Entries taken from a collection:
^^^^^^^^^^^^^^^^

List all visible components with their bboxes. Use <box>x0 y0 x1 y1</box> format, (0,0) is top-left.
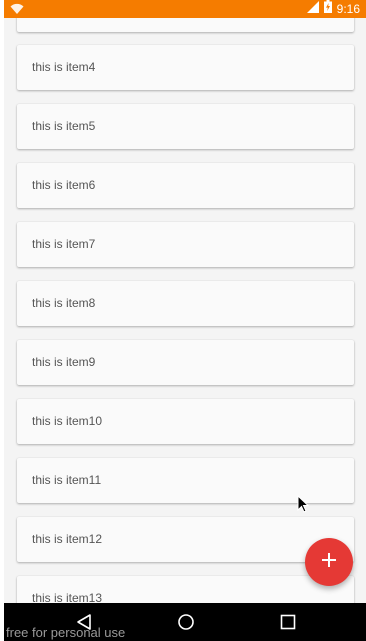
add-fab-button[interactable] <box>305 538 353 586</box>
list-item[interactable] <box>17 18 354 32</box>
list-item-label: this is item10 <box>32 414 103 428</box>
battery-charging-icon <box>323 0 332 18</box>
list-item-label: this is item9 <box>32 355 96 369</box>
list-item-label: this is item7 <box>32 237 96 251</box>
plus-icon <box>321 552 337 573</box>
recents-icon[interactable] <box>280 613 296 636</box>
list-item-label: this is item13 <box>32 591 103 603</box>
list-item-label: this is item8 <box>32 296 96 310</box>
list-item-label: this is item12 <box>32 532 103 546</box>
list-item[interactable]: this is item7 <box>17 222 354 267</box>
list-item[interactable]: this is item13 <box>17 576 354 603</box>
list-item-label: this is item5 <box>32 119 96 133</box>
status-bar: 9:16 <box>4 0 366 18</box>
list-item[interactable]: this is item12 <box>17 517 354 562</box>
list-item[interactable]: this is item9 <box>17 340 354 385</box>
list-item[interactable]: this is item5 <box>17 104 354 149</box>
watermark-text: free for personal use <box>6 625 126 640</box>
signal-icon <box>306 0 319 18</box>
status-time: 9:16 <box>336 2 360 16</box>
list-item[interactable]: this is item10 <box>17 399 354 444</box>
mouse-cursor-icon <box>297 494 310 518</box>
list-item[interactable]: this is item8 <box>17 281 354 326</box>
home-icon[interactable] <box>177 613 195 636</box>
list-item-label: this is item6 <box>32 178 96 192</box>
phone-screen: 9:16 this is item4 this is item5 this is… <box>4 0 366 641</box>
list-item[interactable]: this is item4 <box>17 45 354 90</box>
list-item-label: this is item11 <box>32 473 102 487</box>
list-item-label: this is item4 <box>32 60 96 74</box>
item-list[interactable]: this is item4 this is item5 this is item… <box>4 18 366 603</box>
list-item[interactable]: this is item6 <box>17 163 354 208</box>
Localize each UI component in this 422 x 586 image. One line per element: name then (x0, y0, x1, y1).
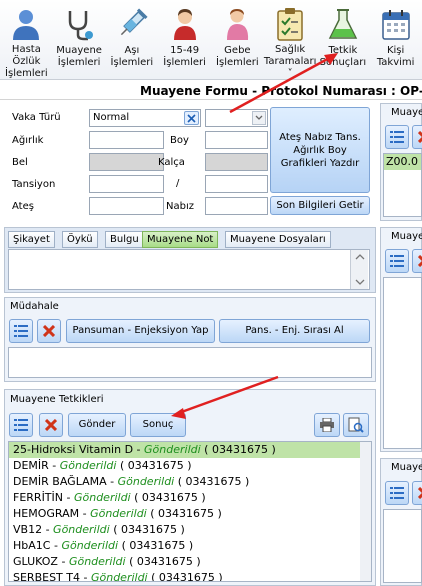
kalca-label: Kalça (158, 157, 185, 168)
mudahale-title: Müdahale (10, 301, 59, 312)
toolbar-gebe[interactable]: Gebe İşlemleri (211, 0, 264, 80)
right-delete-button-3[interactable] (412, 481, 422, 505)
scrollbar[interactable] (350, 250, 368, 289)
right-list-button-1[interactable] (385, 125, 409, 149)
toolbar-muayene[interactable]: Muayene İşlemleri (53, 0, 106, 80)
person-icon (8, 6, 44, 41)
print-charts-button[interactable]: Ateş Nabız Tans. Ağırlık Boy Grafikleri … (270, 107, 370, 193)
boy-input[interactable] (205, 131, 268, 149)
tab-sikayet[interactable]: Şikayet (8, 231, 55, 248)
right-panel-2-title: Muaye (391, 231, 422, 242)
delete-icon (418, 487, 422, 499)
print-button[interactable] (314, 413, 340, 437)
pregnant-woman-icon (219, 6, 255, 42)
table-row[interactable]: 25-Hidroksi Vitamin D - Gönderildi ( 034… (9, 442, 371, 458)
tansiyon-label: Tansiyon (12, 179, 56, 190)
tab-oyku[interactable]: Öykü (62, 231, 98, 248)
right-delete-button-1[interactable] (412, 125, 422, 149)
clear-icon[interactable] (184, 111, 199, 125)
tansiyon-systolic-input[interactable] (89, 175, 164, 193)
right-list-button-2[interactable] (385, 249, 409, 273)
ates-label: Ateş (12, 201, 34, 212)
woman-icon (167, 6, 203, 42)
agirlik-input[interactable] (89, 131, 164, 149)
pansuman-button[interactable]: Pansuman - Enjeksiyon Yap (66, 319, 215, 343)
delete-icon (418, 131, 422, 143)
page-title: Muayene Formu - Protokol Numarası : OP-3… (0, 82, 422, 100)
calendar-icon (378, 6, 414, 42)
stethoscope-icon (61, 6, 97, 42)
tansiyon-diastolic-input[interactable] (205, 175, 268, 193)
ates-input[interactable] (89, 197, 164, 215)
list-button[interactable] (9, 319, 33, 343)
flask-icon (325, 6, 361, 42)
list-item[interactable]: Z00.0 (384, 154, 421, 170)
right-list-3[interactable] (383, 509, 422, 583)
muayene-not-textarea[interactable] (8, 249, 370, 290)
syringe-icon (114, 6, 150, 42)
delete-icon (45, 419, 57, 431)
nabiz-label: Nabız (166, 201, 194, 212)
toolbar-saglik-taramalari[interactable]: Sağlık Taramaları ˅ (264, 0, 317, 80)
delete-icon (418, 255, 422, 267)
bel-input[interactable] (89, 153, 164, 171)
tab-bulgu[interactable]: Bulgu (105, 231, 144, 248)
kalca-input[interactable] (205, 153, 268, 171)
bel-label: Bel (12, 157, 28, 168)
sonuc-button[interactable]: Sonuç (130, 413, 186, 437)
print-preview-icon (348, 417, 364, 433)
tetkik-delete-button[interactable] (39, 413, 63, 437)
chevron-down-icon[interactable] (252, 111, 266, 125)
right-panel-1-title: Muaye (391, 107, 422, 118)
last-info-button[interactable]: Son Bilgileri Getir (270, 196, 370, 215)
right-panel-3-title: Muaye (391, 462, 422, 473)
agirlik-label: Ağırlık (12, 135, 44, 146)
vaka-turu-label: Vaka Türü (12, 112, 61, 123)
toolbar-hasta-ozluk[interactable]: Hasta Özlük İşlemleri (0, 0, 53, 80)
tab-muayene-dosyalari[interactable]: Muayene Dosyaları (225, 231, 331, 248)
nabiz-input[interactable] (205, 197, 268, 215)
pans-sira-button[interactable]: Pans. - Enj. Sırası Al (219, 319, 370, 343)
boy-label: Boy (170, 135, 189, 146)
table-row[interactable]: VB12 - Gönderildi ( 03431675 ) (9, 522, 371, 538)
list-icon (390, 131, 404, 143)
right-delete-button-2[interactable] (412, 249, 422, 273)
tab-muayene-not[interactable]: Muayene Not (142, 231, 219, 248)
tetkik-list-button[interactable] (9, 413, 33, 437)
tetkik-scrollbar[interactable] (360, 442, 371, 581)
main-toolbar: Hasta Özlük İşlemleri Muayene İşlemleri … (0, 0, 422, 80)
table-row[interactable]: FERRİTİN - Gönderildi ( 03431675 ) (9, 490, 371, 506)
right-list-2[interactable] (383, 277, 422, 449)
table-row[interactable]: DEMİR - Gönderildi ( 03431675 ) (9, 458, 371, 474)
clipboard-icon (272, 6, 308, 41)
table-row[interactable]: DEMİR BAĞLAMA - Gönderildi ( 03431675 ) (9, 474, 371, 490)
mudahale-list[interactable] (8, 347, 372, 378)
delete-button[interactable] (37, 319, 61, 343)
tetkik-title: Muayene Tetkikleri (10, 394, 104, 405)
table-row[interactable]: HEMOGRAM - Gönderildi ( 03431675 ) (9, 506, 371, 522)
table-row[interactable]: SERBEST T4 - Gönderildi ( 03431675 ) (9, 570, 371, 581)
printer-icon (320, 418, 334, 432)
right-list-button-3[interactable] (385, 481, 409, 505)
gonder-button[interactable]: Gönder (68, 413, 126, 437)
tansiyon-separator: / (176, 178, 180, 189)
list-icon (14, 419, 28, 431)
toolbar-kisi-takvimi[interactable]: Kişi Takvimi (369, 0, 422, 80)
list-icon (390, 255, 404, 267)
notes-tab-panel: Şikayet Öykü Bulgu Muayene Not Muayene D… (4, 227, 376, 293)
table-row[interactable]: GLUKOZ - Gönderildi ( 03431675 ) (9, 554, 371, 570)
delete-icon (43, 325, 55, 337)
print-preview-button[interactable] (343, 413, 369, 437)
toolbar-tetkik-sonuclari[interactable]: Tetkik Sonuçları (317, 0, 370, 80)
toolbar-asi[interactable]: Aşı İşlemleri (106, 0, 159, 80)
tetkik-list[interactable]: 25-Hidroksi Vitamin D - Gönderildi ( 034… (8, 441, 372, 582)
list-icon (390, 487, 404, 499)
table-row[interactable]: HbA1C - Gönderildi ( 03431675 ) (9, 538, 371, 554)
tani-list[interactable]: Z00.0 (383, 153, 422, 217)
toolbar-15-49[interactable]: 15-49 İşlemleri (158, 0, 211, 80)
list-icon (14, 325, 28, 337)
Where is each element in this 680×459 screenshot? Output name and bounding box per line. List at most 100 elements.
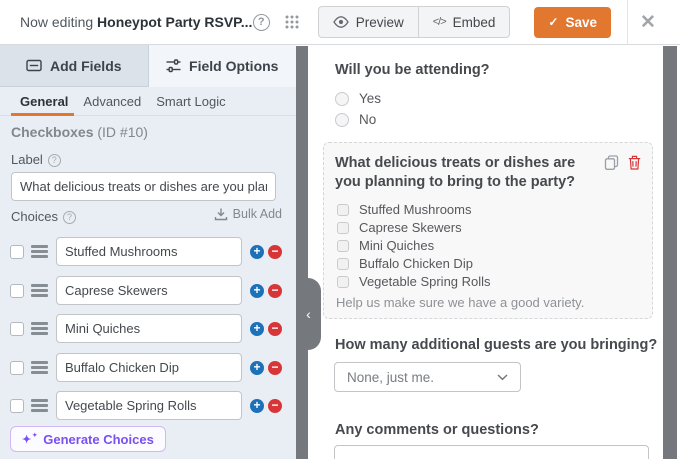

^^^^^^^^^^^^^^^^

## [Goal]
Please format the lines of the records running from the line that contains "kalca-label: Kalça (158, 157, 185, 168)" through the line that contains "tansiyon-label: Tansiyon (12, 179, 56, 190)" as a JSON list of strings, one string per line, leaving out any blank lines.

## [Answer to the task]
[
  "kalca-label: Kalça (158, 157, 185, 168)",
  "mudahale-title: Müdahale (10, 301, 59, 312)",
  "toolbar-gebe[interactable]: Gebe İşlemleri (211, 0, 264, 80)",
  "right-delete-button-3[interactable] (412, 481, 422, 505)",
  "scrollbar[interactable] (350, 250, 368, 289)",
  "right-list-button-1[interactable] (385, 125, 409, 149)",
  "toolbar-muayene[interactable]: Muayene İşlemleri (53, 0, 106, 80)",
  "person-icon (8, 6, 44, 41)",
  "print-charts-button[interactable]: Ateş Nabız Tans. Ağırlık Boy Grafikleri … (270, 107, 370, 193)",
  "boy-input[interactable] (205, 131, 268, 149)",
  "tab-sikayet[interactable]: Şikayet (8, 231, 55, 248)",
  "right-panel-2-title: Muaye (391, 231, 422, 242)",
  "delete-icon (418, 487, 422, 499)",
  "print-button[interactable] (314, 413, 340, 437)",
  "pregnant-woman-icon (219, 6, 255, 42)",
  "table-row[interactable]: 25-Hidroksi Vitamin D - Gönderildi ( 034… (9, 442, 371, 458)",
  "tansiyon-label: Tansiyon (12, 179, 56, 190)"
]